* [DIRECTIONS] Report how many lines of the entries below contain the word "bottom", and nothing more.

* [RECORDS TO PROCESS]
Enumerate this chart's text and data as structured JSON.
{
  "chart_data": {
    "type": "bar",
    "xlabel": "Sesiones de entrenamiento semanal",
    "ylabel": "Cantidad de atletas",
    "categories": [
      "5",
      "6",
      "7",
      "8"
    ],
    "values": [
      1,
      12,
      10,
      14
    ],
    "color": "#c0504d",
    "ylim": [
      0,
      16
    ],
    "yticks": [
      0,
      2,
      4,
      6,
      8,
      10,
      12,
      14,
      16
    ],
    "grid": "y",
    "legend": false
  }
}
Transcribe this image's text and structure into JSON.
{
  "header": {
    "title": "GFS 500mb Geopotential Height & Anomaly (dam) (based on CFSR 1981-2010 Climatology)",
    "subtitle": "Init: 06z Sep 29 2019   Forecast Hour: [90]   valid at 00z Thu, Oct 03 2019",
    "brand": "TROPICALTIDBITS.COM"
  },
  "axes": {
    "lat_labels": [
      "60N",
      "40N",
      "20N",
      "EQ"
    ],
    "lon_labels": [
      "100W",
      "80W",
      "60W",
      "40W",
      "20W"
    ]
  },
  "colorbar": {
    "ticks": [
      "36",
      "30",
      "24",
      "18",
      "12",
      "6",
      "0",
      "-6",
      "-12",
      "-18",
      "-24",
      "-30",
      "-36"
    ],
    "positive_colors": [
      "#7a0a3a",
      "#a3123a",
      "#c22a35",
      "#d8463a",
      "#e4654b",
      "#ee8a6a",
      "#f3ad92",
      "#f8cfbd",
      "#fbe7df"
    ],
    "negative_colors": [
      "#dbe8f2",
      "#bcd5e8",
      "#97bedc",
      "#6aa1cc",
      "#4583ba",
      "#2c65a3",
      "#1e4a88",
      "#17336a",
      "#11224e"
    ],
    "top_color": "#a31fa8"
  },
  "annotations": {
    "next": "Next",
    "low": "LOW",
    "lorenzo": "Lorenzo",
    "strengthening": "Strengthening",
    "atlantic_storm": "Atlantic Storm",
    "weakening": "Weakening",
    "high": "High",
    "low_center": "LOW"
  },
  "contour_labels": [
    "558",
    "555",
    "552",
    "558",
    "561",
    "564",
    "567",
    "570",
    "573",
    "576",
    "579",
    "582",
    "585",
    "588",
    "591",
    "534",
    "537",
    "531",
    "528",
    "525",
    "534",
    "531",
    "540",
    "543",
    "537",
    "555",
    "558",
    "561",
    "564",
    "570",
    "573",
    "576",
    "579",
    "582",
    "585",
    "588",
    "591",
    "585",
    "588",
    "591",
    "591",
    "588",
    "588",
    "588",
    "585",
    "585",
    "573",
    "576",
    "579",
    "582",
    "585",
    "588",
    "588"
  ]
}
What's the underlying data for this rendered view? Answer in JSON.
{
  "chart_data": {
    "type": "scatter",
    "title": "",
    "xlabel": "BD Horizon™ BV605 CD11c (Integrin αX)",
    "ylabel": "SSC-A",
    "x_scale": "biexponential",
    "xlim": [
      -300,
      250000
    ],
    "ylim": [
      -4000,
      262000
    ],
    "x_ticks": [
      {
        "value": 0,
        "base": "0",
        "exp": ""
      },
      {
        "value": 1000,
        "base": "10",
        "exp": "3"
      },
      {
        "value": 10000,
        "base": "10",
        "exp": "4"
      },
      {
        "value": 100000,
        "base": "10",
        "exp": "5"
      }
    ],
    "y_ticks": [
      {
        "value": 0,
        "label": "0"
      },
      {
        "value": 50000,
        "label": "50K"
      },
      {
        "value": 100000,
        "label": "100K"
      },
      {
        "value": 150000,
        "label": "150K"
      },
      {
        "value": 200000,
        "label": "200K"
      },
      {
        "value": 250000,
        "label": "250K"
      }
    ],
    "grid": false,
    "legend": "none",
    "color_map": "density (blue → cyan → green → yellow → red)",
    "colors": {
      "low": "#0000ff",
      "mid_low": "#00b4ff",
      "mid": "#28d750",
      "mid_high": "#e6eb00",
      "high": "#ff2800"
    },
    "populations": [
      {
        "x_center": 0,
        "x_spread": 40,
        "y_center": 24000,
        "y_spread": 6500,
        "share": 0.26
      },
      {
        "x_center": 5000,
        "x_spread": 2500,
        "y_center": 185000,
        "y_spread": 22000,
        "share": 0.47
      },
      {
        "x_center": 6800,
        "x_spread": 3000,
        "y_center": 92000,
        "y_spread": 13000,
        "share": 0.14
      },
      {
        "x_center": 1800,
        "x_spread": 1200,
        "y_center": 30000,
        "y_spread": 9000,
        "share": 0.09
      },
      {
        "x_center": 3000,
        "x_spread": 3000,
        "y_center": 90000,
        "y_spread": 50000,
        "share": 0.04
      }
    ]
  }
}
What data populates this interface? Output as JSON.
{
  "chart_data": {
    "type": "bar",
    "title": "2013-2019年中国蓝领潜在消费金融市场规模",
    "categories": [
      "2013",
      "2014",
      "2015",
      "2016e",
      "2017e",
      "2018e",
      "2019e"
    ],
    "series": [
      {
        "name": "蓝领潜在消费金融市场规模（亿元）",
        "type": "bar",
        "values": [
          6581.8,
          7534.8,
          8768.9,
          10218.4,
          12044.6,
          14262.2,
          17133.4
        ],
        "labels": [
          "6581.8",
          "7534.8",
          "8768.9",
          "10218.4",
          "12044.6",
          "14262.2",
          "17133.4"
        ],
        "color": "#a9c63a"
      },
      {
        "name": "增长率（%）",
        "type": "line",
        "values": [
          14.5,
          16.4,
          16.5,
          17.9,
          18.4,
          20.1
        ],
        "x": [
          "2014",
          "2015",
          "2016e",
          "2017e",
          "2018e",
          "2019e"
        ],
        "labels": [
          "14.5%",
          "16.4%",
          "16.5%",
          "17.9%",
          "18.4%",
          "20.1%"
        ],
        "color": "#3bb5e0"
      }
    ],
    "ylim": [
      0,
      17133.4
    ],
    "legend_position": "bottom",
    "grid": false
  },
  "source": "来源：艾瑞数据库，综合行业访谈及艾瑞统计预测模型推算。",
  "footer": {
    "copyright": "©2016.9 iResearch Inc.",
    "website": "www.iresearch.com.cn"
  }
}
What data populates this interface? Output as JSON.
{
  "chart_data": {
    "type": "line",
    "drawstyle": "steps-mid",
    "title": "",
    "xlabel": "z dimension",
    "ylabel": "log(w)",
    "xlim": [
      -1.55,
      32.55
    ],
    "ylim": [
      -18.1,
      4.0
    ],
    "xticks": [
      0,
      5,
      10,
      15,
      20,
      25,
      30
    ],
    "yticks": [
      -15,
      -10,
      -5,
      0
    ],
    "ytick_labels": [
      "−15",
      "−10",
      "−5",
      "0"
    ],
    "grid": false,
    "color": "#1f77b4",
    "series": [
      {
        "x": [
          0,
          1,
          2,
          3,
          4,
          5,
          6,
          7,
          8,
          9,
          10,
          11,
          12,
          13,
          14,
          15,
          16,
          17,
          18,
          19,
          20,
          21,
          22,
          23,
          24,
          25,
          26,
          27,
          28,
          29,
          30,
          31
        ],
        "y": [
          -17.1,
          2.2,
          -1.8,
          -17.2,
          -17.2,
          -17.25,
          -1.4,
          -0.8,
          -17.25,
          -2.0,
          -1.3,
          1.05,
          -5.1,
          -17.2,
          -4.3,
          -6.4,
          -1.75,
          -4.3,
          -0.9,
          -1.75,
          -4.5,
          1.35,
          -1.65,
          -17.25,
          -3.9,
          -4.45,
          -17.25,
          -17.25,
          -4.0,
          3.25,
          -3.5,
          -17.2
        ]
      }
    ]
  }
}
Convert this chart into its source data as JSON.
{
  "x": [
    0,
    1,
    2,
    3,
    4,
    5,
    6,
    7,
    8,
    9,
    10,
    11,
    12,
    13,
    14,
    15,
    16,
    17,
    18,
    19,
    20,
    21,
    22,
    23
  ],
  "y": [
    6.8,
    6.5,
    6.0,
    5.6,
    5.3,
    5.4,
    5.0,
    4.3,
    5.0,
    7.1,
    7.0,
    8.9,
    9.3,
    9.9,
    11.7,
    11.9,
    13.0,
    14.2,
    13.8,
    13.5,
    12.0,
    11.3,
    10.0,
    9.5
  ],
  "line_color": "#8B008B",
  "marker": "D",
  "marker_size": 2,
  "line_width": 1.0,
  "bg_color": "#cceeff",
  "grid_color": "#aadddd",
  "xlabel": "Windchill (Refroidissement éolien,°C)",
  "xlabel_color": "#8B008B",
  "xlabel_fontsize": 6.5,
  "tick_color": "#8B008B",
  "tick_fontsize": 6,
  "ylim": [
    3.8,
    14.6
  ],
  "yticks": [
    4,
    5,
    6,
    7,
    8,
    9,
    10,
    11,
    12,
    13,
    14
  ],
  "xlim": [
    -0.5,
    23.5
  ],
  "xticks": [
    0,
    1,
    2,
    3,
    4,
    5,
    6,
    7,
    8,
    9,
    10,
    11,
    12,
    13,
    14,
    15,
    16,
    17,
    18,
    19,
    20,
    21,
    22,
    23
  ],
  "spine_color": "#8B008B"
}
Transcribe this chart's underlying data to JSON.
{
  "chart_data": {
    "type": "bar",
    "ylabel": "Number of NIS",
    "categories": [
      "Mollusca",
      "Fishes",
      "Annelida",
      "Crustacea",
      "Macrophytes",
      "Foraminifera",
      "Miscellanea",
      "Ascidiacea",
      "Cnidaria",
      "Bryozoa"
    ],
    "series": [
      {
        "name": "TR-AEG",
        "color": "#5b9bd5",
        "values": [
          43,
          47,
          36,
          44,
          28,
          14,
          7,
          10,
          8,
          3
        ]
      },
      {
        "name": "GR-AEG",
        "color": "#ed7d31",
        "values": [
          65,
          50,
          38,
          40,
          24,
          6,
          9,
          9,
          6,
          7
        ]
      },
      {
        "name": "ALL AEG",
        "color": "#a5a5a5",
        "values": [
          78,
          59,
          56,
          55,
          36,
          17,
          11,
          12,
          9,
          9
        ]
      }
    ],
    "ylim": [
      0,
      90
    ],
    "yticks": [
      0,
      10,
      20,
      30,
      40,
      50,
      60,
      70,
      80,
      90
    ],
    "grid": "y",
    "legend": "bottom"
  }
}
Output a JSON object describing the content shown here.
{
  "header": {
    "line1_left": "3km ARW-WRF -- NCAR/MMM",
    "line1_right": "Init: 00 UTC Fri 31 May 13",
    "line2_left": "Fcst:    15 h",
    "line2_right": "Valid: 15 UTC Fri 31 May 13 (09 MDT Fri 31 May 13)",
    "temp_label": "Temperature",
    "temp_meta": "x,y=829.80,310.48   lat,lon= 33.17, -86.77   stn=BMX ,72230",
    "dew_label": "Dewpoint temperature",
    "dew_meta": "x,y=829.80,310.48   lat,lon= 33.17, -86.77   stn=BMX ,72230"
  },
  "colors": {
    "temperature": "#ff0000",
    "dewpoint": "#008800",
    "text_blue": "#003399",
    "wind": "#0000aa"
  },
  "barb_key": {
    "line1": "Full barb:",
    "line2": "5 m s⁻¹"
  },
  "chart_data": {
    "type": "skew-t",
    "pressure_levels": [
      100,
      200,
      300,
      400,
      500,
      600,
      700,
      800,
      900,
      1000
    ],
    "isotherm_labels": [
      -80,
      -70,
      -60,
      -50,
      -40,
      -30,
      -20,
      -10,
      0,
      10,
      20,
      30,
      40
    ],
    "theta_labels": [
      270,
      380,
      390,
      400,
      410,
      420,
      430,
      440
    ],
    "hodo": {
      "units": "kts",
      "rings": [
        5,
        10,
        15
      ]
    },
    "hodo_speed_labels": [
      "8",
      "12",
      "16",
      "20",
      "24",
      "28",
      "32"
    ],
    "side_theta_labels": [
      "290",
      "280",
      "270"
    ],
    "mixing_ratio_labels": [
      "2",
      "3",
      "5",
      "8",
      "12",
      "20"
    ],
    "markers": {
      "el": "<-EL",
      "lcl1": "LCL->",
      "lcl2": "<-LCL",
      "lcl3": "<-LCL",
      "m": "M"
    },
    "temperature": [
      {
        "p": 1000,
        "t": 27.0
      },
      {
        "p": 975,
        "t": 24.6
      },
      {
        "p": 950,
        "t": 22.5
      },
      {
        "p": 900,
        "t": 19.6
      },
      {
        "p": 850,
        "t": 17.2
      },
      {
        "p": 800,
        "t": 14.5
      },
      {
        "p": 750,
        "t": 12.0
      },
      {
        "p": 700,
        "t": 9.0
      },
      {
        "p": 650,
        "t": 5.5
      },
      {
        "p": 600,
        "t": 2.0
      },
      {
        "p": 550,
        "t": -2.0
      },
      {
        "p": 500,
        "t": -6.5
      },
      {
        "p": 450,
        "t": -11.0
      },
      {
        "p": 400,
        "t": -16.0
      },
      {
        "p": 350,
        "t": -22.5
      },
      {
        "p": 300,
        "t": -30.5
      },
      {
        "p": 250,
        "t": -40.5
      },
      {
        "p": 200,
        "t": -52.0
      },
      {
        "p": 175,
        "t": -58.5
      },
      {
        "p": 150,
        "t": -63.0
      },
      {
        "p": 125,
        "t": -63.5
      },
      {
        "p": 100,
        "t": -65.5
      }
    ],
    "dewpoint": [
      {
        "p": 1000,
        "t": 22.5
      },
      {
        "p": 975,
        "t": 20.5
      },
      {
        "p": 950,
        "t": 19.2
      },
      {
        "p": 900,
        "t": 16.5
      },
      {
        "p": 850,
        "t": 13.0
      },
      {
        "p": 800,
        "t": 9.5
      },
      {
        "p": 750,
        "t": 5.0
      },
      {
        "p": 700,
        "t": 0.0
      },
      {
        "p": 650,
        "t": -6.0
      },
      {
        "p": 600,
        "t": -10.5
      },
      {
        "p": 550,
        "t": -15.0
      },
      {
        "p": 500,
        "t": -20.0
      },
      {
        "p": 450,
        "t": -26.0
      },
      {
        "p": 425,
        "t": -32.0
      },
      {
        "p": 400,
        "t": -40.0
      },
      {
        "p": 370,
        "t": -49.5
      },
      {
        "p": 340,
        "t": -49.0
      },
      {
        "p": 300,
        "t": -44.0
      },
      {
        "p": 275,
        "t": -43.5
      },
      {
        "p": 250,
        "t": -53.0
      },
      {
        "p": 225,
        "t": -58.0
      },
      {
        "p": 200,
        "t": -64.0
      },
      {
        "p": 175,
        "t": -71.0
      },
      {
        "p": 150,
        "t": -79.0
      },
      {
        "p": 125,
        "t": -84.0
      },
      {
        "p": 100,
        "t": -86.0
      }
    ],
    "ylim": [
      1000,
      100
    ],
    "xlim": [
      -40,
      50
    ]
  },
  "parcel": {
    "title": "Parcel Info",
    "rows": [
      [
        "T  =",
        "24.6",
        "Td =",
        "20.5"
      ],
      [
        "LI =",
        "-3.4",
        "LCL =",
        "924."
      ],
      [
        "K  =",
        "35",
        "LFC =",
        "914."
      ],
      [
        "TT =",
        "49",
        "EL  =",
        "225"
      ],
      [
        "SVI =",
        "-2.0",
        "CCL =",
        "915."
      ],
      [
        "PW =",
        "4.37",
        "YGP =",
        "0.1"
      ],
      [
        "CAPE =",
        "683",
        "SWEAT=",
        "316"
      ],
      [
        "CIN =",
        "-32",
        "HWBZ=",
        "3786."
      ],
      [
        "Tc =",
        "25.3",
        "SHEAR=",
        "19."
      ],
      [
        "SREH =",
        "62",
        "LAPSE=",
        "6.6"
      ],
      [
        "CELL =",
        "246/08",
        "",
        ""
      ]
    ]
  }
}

* [RESULT FOR THIS TASK] 2